Saved entries:

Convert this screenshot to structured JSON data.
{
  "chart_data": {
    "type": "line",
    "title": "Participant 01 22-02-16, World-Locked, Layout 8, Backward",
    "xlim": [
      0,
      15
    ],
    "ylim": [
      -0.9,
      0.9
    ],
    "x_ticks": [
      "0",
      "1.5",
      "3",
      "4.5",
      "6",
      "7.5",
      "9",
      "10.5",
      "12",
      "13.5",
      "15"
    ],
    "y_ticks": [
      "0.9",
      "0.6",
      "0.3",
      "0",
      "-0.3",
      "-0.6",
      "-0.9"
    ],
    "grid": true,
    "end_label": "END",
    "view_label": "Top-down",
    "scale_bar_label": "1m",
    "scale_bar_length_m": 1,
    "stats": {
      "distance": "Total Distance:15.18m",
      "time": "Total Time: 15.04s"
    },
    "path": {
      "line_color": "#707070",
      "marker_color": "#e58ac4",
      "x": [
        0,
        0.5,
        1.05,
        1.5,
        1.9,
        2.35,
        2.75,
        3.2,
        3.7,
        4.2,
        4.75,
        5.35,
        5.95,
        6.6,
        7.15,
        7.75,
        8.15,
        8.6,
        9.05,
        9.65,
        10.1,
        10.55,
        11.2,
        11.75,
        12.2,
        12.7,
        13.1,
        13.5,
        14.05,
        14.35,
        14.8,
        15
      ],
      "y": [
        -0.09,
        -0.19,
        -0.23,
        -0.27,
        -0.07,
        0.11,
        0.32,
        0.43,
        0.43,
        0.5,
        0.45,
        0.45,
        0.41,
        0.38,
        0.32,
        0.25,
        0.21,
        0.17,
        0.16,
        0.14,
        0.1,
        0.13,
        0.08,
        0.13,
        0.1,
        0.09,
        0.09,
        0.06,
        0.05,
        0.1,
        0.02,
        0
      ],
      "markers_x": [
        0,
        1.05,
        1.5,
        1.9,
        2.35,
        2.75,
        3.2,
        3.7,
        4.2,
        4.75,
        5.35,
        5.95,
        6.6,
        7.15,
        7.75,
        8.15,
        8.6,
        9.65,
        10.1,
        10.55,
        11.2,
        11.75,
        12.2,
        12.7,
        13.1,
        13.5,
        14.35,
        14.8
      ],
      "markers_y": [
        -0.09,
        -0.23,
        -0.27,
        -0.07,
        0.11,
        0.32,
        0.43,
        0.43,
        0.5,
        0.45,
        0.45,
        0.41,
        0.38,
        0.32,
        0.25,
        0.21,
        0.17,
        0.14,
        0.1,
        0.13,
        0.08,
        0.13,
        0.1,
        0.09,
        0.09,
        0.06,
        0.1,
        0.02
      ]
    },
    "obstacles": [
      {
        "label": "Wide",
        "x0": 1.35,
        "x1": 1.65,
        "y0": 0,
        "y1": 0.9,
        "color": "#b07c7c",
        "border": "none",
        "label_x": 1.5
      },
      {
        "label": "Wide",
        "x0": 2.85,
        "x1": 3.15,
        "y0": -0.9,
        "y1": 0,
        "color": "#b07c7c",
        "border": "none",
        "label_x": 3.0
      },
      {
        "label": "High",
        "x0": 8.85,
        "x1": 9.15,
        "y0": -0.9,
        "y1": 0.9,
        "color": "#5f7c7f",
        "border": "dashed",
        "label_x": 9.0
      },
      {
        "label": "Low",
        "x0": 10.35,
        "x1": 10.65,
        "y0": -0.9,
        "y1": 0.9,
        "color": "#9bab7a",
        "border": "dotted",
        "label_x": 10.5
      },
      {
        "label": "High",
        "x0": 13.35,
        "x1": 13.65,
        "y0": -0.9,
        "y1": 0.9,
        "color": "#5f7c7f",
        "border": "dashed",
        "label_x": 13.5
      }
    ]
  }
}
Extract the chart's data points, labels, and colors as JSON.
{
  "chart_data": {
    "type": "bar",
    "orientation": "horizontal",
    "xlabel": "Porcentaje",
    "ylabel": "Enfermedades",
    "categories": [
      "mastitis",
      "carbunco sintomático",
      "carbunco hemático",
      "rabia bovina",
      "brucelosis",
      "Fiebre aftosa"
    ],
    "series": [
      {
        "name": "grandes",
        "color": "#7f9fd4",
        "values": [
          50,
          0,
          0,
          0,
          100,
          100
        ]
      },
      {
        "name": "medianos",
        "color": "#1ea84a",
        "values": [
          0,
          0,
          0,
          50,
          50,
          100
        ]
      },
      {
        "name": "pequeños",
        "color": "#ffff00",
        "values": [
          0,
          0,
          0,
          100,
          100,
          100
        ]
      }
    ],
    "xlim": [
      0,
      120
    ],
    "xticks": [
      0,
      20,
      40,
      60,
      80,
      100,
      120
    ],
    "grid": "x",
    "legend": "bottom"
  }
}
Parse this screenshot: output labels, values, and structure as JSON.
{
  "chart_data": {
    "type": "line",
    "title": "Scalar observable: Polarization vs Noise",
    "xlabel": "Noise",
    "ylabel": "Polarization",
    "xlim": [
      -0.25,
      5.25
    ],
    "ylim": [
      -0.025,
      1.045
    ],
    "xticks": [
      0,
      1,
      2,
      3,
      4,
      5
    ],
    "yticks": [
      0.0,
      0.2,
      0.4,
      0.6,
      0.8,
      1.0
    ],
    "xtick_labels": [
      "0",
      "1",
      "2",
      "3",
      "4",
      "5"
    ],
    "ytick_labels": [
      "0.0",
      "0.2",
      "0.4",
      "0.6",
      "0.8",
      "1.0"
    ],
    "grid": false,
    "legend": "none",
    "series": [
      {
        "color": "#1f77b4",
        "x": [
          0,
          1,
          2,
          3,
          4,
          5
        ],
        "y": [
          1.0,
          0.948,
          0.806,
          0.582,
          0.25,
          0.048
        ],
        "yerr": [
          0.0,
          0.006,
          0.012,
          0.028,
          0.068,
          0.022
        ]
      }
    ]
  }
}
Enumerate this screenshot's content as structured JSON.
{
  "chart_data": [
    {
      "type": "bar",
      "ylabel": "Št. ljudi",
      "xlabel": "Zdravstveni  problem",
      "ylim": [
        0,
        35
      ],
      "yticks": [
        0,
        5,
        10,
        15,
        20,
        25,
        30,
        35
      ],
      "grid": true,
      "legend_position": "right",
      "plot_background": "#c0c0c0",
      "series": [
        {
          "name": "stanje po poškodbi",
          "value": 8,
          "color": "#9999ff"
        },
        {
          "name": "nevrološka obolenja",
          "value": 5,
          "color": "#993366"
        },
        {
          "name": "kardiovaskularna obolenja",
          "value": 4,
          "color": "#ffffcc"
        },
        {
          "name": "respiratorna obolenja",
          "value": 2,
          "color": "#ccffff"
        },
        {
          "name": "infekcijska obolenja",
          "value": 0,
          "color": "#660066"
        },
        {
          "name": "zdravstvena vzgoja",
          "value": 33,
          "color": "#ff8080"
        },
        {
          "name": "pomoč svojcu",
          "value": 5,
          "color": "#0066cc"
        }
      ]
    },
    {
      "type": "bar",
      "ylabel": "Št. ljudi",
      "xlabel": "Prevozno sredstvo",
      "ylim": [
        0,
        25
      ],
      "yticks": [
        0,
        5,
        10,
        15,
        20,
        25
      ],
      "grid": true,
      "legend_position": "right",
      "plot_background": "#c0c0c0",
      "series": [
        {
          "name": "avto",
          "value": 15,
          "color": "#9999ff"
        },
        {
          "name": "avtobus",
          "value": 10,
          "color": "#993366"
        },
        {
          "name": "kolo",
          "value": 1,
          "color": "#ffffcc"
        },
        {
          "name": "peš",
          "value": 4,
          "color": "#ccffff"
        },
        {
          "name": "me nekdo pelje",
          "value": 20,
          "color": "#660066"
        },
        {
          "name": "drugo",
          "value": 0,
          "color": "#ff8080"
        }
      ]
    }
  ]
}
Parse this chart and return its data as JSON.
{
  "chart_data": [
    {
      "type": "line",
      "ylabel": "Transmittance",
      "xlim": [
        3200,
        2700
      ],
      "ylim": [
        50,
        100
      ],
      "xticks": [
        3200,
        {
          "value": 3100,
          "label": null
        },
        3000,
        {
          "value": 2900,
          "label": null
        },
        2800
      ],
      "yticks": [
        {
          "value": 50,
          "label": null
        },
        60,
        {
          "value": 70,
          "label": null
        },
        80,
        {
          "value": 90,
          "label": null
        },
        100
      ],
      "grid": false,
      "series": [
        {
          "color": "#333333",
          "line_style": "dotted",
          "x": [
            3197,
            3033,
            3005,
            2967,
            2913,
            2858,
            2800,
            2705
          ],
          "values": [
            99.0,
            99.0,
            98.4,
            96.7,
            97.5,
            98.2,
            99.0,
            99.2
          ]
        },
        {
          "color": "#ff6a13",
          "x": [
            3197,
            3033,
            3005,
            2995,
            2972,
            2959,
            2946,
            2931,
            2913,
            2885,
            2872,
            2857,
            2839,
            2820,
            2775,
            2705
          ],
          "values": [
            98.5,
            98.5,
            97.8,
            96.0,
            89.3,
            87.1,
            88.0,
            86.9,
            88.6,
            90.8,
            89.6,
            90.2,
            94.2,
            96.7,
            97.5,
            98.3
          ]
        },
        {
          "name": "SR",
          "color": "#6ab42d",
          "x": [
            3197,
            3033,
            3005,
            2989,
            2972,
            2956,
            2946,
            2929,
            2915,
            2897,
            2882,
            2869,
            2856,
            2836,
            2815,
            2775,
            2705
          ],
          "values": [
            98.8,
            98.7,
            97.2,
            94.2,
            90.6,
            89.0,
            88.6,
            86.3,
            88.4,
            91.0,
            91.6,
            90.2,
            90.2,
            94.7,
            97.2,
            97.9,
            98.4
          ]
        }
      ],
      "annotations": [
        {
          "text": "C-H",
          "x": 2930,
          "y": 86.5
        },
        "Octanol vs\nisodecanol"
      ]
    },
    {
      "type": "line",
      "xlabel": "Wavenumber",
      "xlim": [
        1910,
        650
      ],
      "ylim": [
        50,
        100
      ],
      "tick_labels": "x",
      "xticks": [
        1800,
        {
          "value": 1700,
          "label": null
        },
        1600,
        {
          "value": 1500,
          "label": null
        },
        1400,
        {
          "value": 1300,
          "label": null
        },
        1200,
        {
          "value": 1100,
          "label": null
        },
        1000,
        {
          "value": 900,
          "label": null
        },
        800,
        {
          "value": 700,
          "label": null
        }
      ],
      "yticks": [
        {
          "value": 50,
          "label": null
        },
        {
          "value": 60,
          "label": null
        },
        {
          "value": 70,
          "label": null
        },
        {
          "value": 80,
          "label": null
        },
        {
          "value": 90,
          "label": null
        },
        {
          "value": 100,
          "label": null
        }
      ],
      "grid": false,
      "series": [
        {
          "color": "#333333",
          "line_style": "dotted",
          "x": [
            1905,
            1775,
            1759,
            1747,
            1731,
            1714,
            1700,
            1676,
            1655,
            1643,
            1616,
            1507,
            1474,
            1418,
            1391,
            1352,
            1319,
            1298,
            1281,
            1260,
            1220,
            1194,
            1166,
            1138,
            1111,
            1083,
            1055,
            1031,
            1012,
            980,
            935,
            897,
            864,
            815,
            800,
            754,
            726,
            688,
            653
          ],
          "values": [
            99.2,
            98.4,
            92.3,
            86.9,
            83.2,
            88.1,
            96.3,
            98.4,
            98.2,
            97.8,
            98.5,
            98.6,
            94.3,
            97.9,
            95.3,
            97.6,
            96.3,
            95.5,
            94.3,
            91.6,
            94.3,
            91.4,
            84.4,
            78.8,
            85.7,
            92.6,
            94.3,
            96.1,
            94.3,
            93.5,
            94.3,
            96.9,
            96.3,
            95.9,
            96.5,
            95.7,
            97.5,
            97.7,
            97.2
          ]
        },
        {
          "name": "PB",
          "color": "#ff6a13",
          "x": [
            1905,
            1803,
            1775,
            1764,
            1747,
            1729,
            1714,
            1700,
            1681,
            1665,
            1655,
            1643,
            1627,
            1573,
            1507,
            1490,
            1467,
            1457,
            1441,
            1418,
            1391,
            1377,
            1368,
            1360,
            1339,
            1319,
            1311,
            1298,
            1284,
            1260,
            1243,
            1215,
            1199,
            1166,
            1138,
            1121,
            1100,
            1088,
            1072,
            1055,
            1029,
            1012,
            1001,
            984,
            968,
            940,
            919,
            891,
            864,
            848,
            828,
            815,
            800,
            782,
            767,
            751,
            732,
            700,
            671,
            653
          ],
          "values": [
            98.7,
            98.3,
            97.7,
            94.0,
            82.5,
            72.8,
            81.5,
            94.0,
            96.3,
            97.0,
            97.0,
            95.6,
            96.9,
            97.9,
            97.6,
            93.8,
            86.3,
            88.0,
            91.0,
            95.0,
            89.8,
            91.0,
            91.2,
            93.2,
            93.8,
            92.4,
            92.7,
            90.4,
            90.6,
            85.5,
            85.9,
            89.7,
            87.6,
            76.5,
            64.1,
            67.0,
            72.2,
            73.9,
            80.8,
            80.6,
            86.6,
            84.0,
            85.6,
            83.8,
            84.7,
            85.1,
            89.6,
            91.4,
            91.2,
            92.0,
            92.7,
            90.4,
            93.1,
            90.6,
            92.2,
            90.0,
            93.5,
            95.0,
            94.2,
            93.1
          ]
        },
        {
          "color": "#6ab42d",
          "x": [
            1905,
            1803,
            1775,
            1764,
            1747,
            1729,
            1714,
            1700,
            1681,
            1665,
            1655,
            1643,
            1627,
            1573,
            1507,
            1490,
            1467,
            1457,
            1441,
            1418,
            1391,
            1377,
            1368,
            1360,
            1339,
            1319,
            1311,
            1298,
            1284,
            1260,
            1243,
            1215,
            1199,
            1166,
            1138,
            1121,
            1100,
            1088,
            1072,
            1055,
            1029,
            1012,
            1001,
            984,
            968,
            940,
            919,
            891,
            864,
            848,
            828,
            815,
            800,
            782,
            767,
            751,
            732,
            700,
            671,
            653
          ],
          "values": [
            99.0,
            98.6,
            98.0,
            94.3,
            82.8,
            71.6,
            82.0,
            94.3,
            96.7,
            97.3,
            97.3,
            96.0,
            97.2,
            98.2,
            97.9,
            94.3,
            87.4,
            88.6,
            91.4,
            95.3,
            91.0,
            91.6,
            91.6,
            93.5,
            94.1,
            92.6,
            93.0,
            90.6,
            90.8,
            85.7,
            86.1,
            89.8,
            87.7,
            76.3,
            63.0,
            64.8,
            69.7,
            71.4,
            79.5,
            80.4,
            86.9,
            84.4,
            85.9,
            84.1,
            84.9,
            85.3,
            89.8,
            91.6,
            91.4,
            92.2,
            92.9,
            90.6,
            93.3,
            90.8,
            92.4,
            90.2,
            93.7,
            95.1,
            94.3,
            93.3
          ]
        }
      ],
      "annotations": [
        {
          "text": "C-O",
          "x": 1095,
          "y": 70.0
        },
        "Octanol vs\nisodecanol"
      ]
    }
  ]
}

• _Problem to work on_
Check each line of the material above for "this" and say how many lines contain it, giving the number alone.

• _Final answer_
4